[Stored data entries]
┄┄┄┄┄┄

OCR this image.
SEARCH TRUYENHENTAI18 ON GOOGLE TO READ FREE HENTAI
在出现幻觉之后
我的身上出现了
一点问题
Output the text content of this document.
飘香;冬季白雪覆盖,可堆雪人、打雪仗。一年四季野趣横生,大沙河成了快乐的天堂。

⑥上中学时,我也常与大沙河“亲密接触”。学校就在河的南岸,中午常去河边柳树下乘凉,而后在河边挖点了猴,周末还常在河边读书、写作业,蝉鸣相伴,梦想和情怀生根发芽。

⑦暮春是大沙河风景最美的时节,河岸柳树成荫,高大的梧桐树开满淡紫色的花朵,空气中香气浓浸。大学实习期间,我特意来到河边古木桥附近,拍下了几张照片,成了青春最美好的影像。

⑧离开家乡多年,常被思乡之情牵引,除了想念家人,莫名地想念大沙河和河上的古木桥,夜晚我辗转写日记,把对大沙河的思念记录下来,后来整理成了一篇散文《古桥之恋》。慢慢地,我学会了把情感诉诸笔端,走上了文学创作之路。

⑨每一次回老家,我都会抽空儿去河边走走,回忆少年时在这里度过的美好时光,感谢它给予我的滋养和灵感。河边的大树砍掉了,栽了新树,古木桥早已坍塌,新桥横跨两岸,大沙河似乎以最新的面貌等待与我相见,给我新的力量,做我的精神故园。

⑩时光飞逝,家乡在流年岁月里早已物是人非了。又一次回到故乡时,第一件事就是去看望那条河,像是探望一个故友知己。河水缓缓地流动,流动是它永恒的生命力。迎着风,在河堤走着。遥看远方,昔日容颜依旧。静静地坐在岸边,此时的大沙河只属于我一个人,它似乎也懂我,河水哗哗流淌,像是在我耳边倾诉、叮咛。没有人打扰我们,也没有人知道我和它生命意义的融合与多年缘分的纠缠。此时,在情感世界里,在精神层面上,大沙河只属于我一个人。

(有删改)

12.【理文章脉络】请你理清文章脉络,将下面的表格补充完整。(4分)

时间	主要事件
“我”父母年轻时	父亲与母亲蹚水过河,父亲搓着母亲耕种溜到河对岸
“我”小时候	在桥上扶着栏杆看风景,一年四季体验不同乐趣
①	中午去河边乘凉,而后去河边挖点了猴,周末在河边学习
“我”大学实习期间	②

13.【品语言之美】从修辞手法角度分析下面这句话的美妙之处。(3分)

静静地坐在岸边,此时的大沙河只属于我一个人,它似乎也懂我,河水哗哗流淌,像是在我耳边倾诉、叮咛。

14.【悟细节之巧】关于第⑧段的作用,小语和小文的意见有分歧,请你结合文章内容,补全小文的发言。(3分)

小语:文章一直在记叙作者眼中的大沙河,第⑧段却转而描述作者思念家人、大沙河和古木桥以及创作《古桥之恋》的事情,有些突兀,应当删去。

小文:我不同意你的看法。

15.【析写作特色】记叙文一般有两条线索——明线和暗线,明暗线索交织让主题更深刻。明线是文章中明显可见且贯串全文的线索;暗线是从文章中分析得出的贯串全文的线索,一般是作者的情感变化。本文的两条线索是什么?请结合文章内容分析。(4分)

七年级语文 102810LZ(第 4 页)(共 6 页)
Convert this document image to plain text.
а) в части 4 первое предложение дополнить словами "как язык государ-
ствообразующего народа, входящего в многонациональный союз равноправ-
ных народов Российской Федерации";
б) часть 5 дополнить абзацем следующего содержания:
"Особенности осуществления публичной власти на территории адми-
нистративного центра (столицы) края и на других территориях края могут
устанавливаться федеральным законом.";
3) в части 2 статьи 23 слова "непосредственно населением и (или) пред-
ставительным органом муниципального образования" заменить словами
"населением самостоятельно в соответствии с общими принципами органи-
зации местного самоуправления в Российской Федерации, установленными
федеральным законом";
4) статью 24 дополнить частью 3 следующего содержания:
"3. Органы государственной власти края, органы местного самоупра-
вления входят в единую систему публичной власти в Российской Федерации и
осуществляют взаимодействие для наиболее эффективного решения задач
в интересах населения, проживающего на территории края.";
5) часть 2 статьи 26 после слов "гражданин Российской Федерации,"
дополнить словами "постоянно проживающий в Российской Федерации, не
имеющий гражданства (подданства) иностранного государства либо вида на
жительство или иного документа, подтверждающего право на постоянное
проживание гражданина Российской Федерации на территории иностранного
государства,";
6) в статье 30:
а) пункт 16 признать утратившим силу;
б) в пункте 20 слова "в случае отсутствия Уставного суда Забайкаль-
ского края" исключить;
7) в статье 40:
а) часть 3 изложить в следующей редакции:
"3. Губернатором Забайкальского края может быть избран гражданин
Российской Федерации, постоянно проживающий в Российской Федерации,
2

┄┄┄┄┄┄

*Exercise directions*. Can you reproduce all the material exactly?

*Response to the exercise*.
OCR this image.
SEARCH TRUYENHENTAI18 ON GOOGLE TO READ FREE HENTAI
在出现幻觉之后
我的身上出现了
一点问题
Output the text content of this document.
飘香;冬季白雪覆盖,可堆雪人、打雪仗。一年四季野趣横生,大沙河成了快乐的天堂。

⑥上中学时,我也常与大沙河“亲密接触”。学校就在河的南岸,中午常去河边柳树下乘凉,而后在河边挖点了猴,周末还常在河边读书、写作业,蝉鸣相伴,梦想和情怀生根发芽。

⑦暮春是大沙河风景最美的时节,河岸柳树成荫,高大的梧桐树开满淡紫色的花朵,空气中香气浓浸。大学实习期间,我特意来到河边古木桥附近,拍下了几张照片,成了青春最美好的影像。

⑧离开家乡多年,常被思乡之情牵引,除了想念家人,莫名地想念大沙河和河上的古木桥,夜晚我辗转写日记,把对大沙河的思念记录下来,后来整理成了一篇散文《古桥之恋》。慢慢地,我学会了把情感诉诸笔端,走上了文学创作之路。

⑨每一次回老家,我都会抽空儿去河边走走,回忆少年时在这里度过的美好时光,感谢它给予我的滋养和灵感。河边的大树砍掉了,栽了新树,古木桥早已坍塌,新桥横跨两岸,大沙河似乎以最新的面貌等待与我相见,给我新的力量,做我的精神故园。

⑩时光飞逝,家乡在流年岁月里早已物是人非了。又一次回到故乡时,第一件事就是去看望那条河,像是探望一个故友知己。河水缓缓地流动,流动是它永恒的生命力。迎着风,在河堤走着。遥看远方,昔日容颜依旧。静静地坐在岸边,此时的大沙河只属于我一个人,它似乎也懂我,河水哗哗流淌,像是在我耳边倾诉、叮咛。没有人打扰我们,也没有人知道我和它生命意义的融合与多年缘分的纠缠。此时,在情感世界里,在精神层面上,大沙河只属于我一个人。

(有删改)

12.【理文章脉络】请你理清文章脉络,将下面的表格补充完整。(4分)

时间	主要事件
“我”父母年轻时	父亲与母亲蹚水过河,父亲搓着母亲耕种溜到河对岸
“我”小时候	在桥上扶着栏杆看风景,一年四季体验不同乐趣
①	中午去河边乘凉,而后去河边挖点了猴,周末在河边学习
“我”大学实习期间	②

13.【品语言之美】从修辞手法角度分析下面这句话的美妙之处。(3分)

静静地坐在岸边,此时的大沙河只属于我一个人,它似乎也懂我,河水哗哗流淌,像是在我耳边倾诉、叮咛。

14.【悟细节之巧】关于第⑧段的作用,小语和小文的意见有分歧,请你结合文章内容,补全小文的发言。(3分)

小语:文章一直在记叙作者眼中的大沙河,第⑧段却转而描述作者思念家人、大沙河和古木桥以及创作《古桥之恋》的事情,有些突兀,应当删去。

小文:我不同意你的看法。

15.【析写作特色】记叙文一般有两条线索——明线和暗线,明暗线索交织让主题更深刻。明线是文章中明显可见且贯串全文的线索;暗线是从文章中分析得出的贯串全文的线索,一般是作者的情感变化。本文的两条线索是什么?请结合文章内容分析。(4分)

七年级语文 102810LZ(第 4 页)(共 6 页)
Convert this document image to plain text.
а) в части 4 первое предложение дополнить словами "как язык государ-
ствообразующего народа, входящего в многонациональный союз равноправ-
ных народов Российской Федерации";
б) часть 5 дополнить абзацем следующего содержания:
"Особенности осуществления публичной власти на территории адми-
нистративного центра (столицы) края и на других территориях края могут
устанавливаться федеральным законом.";
3) в части 2 статьи 23 слова "непосредственно населением и (или) пред-
ставительным органом муниципального образования" заменить словами
"населением самостоятельно в соответствии с общими принципами органи-
зации местного самоуправления в Российской Федерации, установленными
федеральным законом";
4) статью 24 дополнить частью 3 следующего содержания:
"3. Органы государственной власти края, органы местного самоупра-
вления входят в единую систему публичной власти в Российской Федерации и
осуществляют взаимодействие для наиболее эффективного решения задач
в интересах населения, проживающего на территории края.";
5) часть 2 статьи 26 после слов "гражданин Российской Федерации,"
дополнить словами "постоянно проживающий в Российской Федерации, не
имеющий гражданства (подданства) иностранного государства либо вида на
жительство или иного документа, подтверждающего право на постоянное
проживание гражданина Российской Федерации на территории иностранного
государства,";
6) в статье 30:
а) пункт 16 признать утратившим силу;
б) в пункте 20 слова "в случае отсутствия Уставного суда Забайкаль-
ского края" исключить;
7) в статье 40:
а) часть 3 изложить в следующей редакции:
"3. Губернатором Забайкальского края может быть избран гражданин
Российской Федерации, постоянно проживающий в Российской Федерации,
2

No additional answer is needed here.